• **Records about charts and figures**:
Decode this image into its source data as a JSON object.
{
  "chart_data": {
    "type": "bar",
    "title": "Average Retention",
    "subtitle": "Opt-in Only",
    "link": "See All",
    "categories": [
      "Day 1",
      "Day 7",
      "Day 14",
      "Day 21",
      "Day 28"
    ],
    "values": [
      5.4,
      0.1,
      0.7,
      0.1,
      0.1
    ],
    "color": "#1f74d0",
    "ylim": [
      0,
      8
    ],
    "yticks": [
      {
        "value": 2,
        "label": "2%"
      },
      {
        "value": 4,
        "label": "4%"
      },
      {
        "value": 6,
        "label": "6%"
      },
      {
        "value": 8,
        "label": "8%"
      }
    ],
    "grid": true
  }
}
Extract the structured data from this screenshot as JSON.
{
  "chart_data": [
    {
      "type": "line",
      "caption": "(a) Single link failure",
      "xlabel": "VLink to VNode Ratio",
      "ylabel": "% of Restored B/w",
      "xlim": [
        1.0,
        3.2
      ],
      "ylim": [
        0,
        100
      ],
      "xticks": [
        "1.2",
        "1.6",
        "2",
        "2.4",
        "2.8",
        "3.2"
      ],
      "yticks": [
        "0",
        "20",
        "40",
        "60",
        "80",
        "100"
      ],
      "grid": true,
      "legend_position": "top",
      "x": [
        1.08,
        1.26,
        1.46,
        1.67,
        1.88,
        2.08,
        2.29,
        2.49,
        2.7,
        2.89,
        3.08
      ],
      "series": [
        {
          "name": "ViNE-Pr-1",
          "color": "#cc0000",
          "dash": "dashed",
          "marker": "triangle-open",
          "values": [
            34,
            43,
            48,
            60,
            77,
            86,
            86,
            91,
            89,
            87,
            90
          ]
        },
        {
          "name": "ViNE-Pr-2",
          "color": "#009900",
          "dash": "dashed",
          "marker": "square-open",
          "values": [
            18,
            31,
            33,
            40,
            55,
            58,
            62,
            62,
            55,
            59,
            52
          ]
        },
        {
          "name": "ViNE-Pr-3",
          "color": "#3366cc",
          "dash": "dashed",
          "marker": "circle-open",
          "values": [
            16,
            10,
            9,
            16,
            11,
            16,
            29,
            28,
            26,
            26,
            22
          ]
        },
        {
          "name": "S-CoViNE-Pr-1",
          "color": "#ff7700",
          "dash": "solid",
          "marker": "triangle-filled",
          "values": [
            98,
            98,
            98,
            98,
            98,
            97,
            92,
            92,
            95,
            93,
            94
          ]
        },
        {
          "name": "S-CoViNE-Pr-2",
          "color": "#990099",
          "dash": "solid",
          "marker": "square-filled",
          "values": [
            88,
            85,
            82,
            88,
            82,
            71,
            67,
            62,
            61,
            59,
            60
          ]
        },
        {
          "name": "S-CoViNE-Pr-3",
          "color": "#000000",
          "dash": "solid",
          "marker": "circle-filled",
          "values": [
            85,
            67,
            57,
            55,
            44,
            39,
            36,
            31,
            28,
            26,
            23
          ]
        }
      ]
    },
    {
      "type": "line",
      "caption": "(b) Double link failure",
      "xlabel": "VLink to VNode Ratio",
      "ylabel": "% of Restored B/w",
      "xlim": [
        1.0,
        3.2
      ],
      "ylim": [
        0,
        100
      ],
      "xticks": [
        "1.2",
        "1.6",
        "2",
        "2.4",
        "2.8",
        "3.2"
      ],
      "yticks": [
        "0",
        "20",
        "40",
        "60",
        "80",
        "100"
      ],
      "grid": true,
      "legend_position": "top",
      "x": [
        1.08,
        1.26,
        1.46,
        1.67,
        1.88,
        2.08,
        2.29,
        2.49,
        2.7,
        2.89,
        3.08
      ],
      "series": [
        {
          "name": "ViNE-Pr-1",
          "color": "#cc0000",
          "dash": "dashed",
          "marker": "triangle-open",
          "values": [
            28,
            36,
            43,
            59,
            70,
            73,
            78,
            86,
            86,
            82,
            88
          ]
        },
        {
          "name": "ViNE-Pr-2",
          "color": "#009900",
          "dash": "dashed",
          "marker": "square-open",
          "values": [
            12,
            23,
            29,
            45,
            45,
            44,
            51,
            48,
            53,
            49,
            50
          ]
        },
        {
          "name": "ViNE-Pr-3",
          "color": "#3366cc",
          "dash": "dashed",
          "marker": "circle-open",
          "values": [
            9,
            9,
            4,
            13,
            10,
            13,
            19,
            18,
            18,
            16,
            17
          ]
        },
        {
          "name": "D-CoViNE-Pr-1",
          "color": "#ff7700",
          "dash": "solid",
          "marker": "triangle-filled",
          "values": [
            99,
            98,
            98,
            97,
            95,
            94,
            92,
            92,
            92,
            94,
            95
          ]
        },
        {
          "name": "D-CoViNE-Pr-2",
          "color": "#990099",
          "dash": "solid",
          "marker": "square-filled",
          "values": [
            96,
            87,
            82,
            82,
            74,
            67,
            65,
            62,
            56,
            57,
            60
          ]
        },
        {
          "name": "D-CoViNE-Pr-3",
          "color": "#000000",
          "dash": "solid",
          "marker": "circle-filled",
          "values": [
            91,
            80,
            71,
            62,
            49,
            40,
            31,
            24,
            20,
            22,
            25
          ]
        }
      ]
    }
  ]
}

• **EXERCISE TASK**: Output all of the data again. Match it exactly.

• **RESPONSE TO THIS EXERCISE**:
Decode this image into its source data as a JSON object.
{
  "chart_data": {
    "type": "bar",
    "title": "Average Retention",
    "subtitle": "Opt-in Only",
    "link": "See All",
    "categories": [
      "Day 1",
      "Day 7",
      "Day 14",
      "Day 21",
      "Day 28"
    ],
    "values": [
      5.4,
      0.1,
      0.7,
      0.1,
      0.1
    ],
    "color": "#1f74d0",
    "ylim": [
      0,
      8
    ],
    "yticks": [
      {
        "value": 2,
        "label": "2%"
      },
      {
        "value": 4,
        "label": "4%"
      },
      {
        "value": 6,
        "label": "6%"
      },
      {
        "value": 8,
        "label": "8%"
      }
    ],
    "grid": true
  }
}
Extract the structured data from this screenshot as JSON.
{
  "chart_data": [
    {
      "type": "line",
      "caption": "(a) Single link failure",
      "xlabel": "VLink to VNode Ratio",
      "ylabel": "% of Restored B/w",
      "xlim": [
        1.0,
        3.2
      ],
      "ylim": [
        0,
        100
      ],
      "xticks": [
        "1.2",
        "1.6",
        "2",
        "2.4",
        "2.8",
        "3.2"
      ],
      "yticks": [
        "0",
        "20",
        "40",
        "60",
        "80",
        "100"
      ],
      "grid": true,
      "legend_position": "top",
      "x": [
        1.08,
        1.26,
        1.46,
        1.67,
        1.88,
        2.08,
        2.29,
        2.49,
        2.7,
        2.89,
        3.08
      ],
      "series": [
        {
          "name": "ViNE-Pr-1",
          "color": "#cc0000",
          "dash": "dashed",
          "marker": "triangle-open",
          "values": [
            34,
            43,
            48,
            60,
            77,
            86,
            86,
            91,
            89,
            87,
            90
          ]
        },
        {
          "name": "ViNE-Pr-2",
          "color": "#009900",
          "dash": "dashed",
          "marker": "square-open",
          "values": [
            18,
            31,
            33,
            40,
            55,
            58,
            62,
            62,
            55,
            59,
            52
          ]
        },
        {
          "name": "ViNE-Pr-3",
          "color": "#3366cc",
          "dash": "dashed",
          "marker": "circle-open",
          "values": [
            16,
            10,
            9,
            16,
            11,
            16,
            29,
            28,
            26,
            26,
            22
          ]
        },
        {
          "name": "S-CoViNE-Pr-1",
          "color": "#ff7700",
          "dash": "solid",
          "marker": "triangle-filled",
          "values": [
            98,
            98,
            98,
            98,
            98,
            97,
            92,
            92,
            95,
            93,
            94
          ]
        },
        {
          "name": "S-CoViNE-Pr-2",
          "color": "#990099",
          "dash": "solid",
          "marker": "square-filled",
          "values": [
            88,
            85,
            82,
            88,
            82,
            71,
            67,
            62,
            61,
            59,
            60
          ]
        },
        {
          "name": "S-CoViNE-Pr-3",
          "color": "#000000",
          "dash": "solid",
          "marker": "circle-filled",
          "values": [
            85,
            67,
            57,
            55,
            44,
            39,
            36,
            31,
            28,
            26,
            23
          ]
        }
      ]
    },
    {
      "type": "line",
      "caption": "(b) Double link failure",
      "xlabel": "VLink to VNode Ratio",
      "ylabel": "% of Restored B/w",
      "xlim": [
        1.0,
        3.2
      ],
      "ylim": [
        0,
        100
      ],
      "xticks": [
        "1.2",
        "1.6",
        "2",
        "2.4",
        "2.8",
        "3.2"
      ],
      "yticks": [
        "0",
        "20",
        "40",
        "60",
        "80",
        "100"
      ],
      "grid": true,
      "legend_position": "top",
      "x": [
        1.08,
        1.26,
        1.46,
        1.67,
        1.88,
        2.08,
        2.29,
        2.49,
        2.7,
        2.89,
        3.08
      ],
      "series": [
        {
          "name": "ViNE-Pr-1",
          "color": "#cc0000",
          "dash": "dashed",
          "marker": "triangle-open",
          "values": [
            28,
            36,
            43,
            59,
            70,
            73,
            78,
            86,
            86,
            82,
            88
          ]
        },
        {
          "name": "ViNE-Pr-2",
          "color": "#009900",
          "dash": "dashed",
          "marker": "square-open",
          "values": [
            12,
            23,
            29,
            45,
            45,
            44,
            51,
            48,
            53,
            49,
            50
          ]
        },
        {
          "name": "ViNE-Pr-3",
          "color": "#3366cc",
          "dash": "dashed",
          "marker": "circle-open",
          "values": [
            9,
            9,
            4,
            13,
            10,
            13,
            19,
            18,
            18,
            16,
            17
          ]
        },
        {
          "name": "D-CoViNE-Pr-1",
          "color": "#ff7700",
          "dash": "solid",
          "marker": "triangle-filled",
          "values": [
            99,
            98,
            98,
            97,
            95,
            94,
            92,
            92,
            92,
            94,
            95
          ]
        },
        {
          "name": "D-CoViNE-Pr-2",
          "color": "#990099",
          "dash": "solid",
          "marker": "square-filled",
          "values": [
            96,
            87,
            82,
            82,
            74,
            67,
            65,
            62,
            56,
            57,
            60
          ]
        },
        {
          "name": "D-CoViNE-Pr-3",
          "color": "#000000",
          "dash": "solid",
          "marker": "circle-filled",
          "values": [
            91,
            80,
            71,
            62,
            49,
            40,
            31,
            24,
            20,
            22,
            25
          ]
        }
      ]
    }
  ]
}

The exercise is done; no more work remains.